___ MATERIAL TO PROCESS ___

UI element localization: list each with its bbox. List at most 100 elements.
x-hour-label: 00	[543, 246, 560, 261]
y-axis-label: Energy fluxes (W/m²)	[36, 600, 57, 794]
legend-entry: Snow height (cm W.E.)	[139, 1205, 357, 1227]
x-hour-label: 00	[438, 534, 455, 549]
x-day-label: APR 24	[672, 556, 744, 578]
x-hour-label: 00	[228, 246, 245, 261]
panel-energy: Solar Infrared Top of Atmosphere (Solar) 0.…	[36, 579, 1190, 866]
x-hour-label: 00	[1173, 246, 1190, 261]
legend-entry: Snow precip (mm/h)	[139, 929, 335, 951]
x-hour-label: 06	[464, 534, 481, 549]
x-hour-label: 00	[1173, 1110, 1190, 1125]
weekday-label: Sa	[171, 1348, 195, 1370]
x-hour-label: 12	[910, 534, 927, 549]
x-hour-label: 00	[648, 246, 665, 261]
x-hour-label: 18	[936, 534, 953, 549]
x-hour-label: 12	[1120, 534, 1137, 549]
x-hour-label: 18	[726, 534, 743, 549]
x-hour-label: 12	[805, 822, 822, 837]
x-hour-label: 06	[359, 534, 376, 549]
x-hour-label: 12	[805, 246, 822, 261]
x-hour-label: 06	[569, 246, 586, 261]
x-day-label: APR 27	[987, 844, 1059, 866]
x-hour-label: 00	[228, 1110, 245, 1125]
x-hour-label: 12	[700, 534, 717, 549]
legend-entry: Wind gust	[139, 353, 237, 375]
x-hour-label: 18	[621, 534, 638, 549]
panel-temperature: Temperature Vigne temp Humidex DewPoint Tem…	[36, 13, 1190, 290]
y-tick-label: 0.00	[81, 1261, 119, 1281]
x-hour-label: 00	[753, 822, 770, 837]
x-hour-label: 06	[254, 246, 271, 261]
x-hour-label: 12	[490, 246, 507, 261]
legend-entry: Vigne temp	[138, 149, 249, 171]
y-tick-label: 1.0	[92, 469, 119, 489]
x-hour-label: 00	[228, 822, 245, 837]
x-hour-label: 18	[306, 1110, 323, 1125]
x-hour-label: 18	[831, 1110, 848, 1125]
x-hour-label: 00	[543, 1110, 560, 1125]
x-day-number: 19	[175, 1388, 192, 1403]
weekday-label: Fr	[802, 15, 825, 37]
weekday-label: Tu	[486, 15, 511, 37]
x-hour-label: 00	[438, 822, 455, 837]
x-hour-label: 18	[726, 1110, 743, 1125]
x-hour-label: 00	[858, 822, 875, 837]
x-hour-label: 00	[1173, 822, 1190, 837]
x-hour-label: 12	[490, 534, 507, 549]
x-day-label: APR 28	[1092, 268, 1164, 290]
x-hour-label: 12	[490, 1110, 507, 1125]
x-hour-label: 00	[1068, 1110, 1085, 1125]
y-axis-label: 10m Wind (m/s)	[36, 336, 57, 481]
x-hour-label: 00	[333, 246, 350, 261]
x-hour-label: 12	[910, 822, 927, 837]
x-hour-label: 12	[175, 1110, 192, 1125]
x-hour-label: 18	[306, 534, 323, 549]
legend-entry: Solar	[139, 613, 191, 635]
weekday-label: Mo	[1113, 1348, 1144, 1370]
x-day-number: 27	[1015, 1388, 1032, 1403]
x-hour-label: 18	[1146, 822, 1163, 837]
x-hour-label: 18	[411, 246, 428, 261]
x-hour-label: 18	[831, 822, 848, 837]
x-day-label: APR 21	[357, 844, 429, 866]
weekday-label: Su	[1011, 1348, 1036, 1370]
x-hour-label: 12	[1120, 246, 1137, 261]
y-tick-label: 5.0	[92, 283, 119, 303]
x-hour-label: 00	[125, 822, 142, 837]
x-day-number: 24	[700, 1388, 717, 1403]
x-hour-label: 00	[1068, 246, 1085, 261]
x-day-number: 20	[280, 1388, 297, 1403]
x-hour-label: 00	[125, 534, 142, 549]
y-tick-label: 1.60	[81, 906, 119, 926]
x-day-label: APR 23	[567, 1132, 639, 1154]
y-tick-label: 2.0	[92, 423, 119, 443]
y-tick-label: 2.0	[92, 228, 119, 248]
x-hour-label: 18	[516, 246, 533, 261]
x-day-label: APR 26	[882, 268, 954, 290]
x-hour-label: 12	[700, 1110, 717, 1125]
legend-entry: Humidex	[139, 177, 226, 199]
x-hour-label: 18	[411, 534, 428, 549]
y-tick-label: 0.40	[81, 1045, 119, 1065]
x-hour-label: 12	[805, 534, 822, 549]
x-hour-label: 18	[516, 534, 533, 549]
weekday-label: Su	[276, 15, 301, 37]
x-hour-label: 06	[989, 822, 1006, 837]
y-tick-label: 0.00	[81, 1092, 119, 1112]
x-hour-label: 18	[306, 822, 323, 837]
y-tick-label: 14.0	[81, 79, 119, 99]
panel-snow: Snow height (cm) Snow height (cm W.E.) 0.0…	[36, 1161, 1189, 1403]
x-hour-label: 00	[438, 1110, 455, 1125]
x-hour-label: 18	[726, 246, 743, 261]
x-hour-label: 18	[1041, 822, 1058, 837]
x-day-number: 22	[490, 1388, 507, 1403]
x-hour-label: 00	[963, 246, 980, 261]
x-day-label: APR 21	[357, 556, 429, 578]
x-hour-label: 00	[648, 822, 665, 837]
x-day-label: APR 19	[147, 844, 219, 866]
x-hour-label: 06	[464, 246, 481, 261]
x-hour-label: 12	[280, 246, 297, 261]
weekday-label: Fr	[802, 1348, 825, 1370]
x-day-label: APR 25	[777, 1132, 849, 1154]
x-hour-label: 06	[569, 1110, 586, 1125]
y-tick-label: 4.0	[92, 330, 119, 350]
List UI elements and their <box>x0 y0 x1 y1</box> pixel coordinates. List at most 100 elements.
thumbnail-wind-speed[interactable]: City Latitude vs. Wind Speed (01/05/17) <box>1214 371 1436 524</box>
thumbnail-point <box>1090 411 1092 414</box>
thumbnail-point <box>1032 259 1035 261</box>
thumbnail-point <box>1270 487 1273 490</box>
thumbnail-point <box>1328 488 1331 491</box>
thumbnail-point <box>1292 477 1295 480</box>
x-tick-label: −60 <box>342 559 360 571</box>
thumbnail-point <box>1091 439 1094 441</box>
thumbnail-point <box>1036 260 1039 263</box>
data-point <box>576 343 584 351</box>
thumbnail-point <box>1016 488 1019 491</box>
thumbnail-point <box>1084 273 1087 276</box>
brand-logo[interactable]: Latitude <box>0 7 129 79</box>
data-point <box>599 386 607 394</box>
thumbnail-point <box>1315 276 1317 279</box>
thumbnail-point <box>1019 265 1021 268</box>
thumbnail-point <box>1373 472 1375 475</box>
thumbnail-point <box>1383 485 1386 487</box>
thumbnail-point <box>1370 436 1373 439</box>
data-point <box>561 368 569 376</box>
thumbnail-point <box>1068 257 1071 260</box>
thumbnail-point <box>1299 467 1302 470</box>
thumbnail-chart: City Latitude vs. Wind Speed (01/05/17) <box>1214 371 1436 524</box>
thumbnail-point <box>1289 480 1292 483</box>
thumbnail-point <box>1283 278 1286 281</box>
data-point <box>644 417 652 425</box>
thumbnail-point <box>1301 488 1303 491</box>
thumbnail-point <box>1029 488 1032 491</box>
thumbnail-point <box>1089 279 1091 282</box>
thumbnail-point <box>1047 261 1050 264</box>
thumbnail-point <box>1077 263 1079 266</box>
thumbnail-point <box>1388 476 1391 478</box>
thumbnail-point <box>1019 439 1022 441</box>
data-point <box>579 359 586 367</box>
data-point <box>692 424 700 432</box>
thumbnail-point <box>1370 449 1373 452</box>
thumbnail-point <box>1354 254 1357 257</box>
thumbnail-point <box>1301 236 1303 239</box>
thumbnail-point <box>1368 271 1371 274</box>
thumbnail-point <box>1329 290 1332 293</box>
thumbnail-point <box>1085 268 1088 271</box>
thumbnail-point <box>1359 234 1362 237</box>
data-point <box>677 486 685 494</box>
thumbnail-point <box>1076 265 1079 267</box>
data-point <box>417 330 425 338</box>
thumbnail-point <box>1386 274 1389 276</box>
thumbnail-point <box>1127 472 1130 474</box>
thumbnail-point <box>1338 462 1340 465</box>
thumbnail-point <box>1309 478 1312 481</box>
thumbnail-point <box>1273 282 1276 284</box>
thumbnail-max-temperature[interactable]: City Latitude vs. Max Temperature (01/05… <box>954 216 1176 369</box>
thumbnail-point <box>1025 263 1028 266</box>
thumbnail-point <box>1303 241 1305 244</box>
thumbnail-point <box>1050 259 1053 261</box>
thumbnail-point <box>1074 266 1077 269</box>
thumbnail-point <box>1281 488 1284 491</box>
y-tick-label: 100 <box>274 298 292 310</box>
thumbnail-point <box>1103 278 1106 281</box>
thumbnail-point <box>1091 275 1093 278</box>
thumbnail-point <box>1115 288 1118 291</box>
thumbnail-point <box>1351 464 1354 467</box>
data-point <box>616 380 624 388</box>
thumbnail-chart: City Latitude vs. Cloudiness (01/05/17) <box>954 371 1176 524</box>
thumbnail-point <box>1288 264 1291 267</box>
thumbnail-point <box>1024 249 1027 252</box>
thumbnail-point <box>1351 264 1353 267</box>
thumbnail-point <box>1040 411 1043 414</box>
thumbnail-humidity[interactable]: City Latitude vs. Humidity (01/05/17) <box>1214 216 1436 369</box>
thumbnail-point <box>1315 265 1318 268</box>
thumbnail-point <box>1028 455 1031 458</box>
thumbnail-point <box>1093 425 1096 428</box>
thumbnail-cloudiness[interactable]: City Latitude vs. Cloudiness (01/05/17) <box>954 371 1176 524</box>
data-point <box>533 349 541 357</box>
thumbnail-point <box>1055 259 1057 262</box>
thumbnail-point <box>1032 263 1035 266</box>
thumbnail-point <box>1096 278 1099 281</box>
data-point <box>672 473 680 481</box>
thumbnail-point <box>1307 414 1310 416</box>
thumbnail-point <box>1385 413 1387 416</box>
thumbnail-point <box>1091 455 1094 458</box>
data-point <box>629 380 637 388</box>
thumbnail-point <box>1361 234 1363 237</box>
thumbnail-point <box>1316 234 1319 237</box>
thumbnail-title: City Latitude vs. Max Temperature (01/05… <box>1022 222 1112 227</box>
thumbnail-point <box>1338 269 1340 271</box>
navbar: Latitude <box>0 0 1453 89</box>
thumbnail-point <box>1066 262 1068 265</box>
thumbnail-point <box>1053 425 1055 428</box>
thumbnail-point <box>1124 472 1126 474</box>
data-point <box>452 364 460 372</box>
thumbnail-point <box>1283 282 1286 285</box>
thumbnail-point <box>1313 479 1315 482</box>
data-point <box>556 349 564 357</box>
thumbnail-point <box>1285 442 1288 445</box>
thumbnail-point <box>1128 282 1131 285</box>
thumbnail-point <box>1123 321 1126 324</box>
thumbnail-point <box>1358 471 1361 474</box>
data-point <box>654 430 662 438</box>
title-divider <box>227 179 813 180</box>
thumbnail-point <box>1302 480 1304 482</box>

___

**WHAT IS EXPECTED:** Reproduce the listing from its first line through the line containing "469, 119, 489]", inclusive, with every instance of "legend-entry" changed to "legend-item" and all other text left exactly as it is.

**CORRECT OUTPUT:**
UI element localization: list each with its bbox. List at most 100 elements.
x-hour-label: 00	[543, 246, 560, 261]
y-axis-label: Energy fluxes (W/m²)	[36, 600, 57, 794]
legend-item: Snow height (cm W.E.)	[139, 1205, 357, 1227]
x-hour-label: 00	[438, 534, 455, 549]
x-day-label: APR 24	[672, 556, 744, 578]
x-hour-label: 00	[228, 246, 245, 261]
panel-energy: Solar Infrared Top of Atmosphere (Solar) 0.…	[36, 579, 1190, 866]
x-hour-label: 00	[1173, 246, 1190, 261]
legend-item: Snow precip (mm/h)	[139, 929, 335, 951]
x-hour-label: 06	[464, 534, 481, 549]
x-hour-label: 00	[1173, 1110, 1190, 1125]
weekday-label: Sa	[171, 1348, 195, 1370]
x-hour-label: 12	[910, 534, 927, 549]
x-hour-label: 00	[648, 246, 665, 261]
x-hour-label: 18	[936, 534, 953, 549]
x-hour-label: 12	[1120, 534, 1137, 549]
x-hour-label: 18	[726, 534, 743, 549]
x-hour-label: 12	[805, 822, 822, 837]
x-hour-label: 06	[359, 534, 376, 549]
x-hour-label: 12	[805, 246, 822, 261]
x-hour-label: 06	[569, 246, 586, 261]
x-day-label: APR 27	[987, 844, 1059, 866]
x-hour-label: 00	[228, 1110, 245, 1125]
x-hour-label: 12	[700, 534, 717, 549]
legend-item: Wind gust	[139, 353, 237, 375]
x-hour-label: 18	[621, 534, 638, 549]
panel-temperature: Temperature Vigne temp Humidex DewPoint Tem…	[36, 13, 1190, 290]
y-tick-label: 0.00	[81, 1261, 119, 1281]
x-hour-label: 00	[753, 822, 770, 837]
x-hour-label: 06	[254, 246, 271, 261]
x-hour-label: 12	[490, 246, 507, 261]
legend-item: Vigne temp	[138, 149, 249, 171]
y-tick-label: 1.0	[92, 469, 119, 489]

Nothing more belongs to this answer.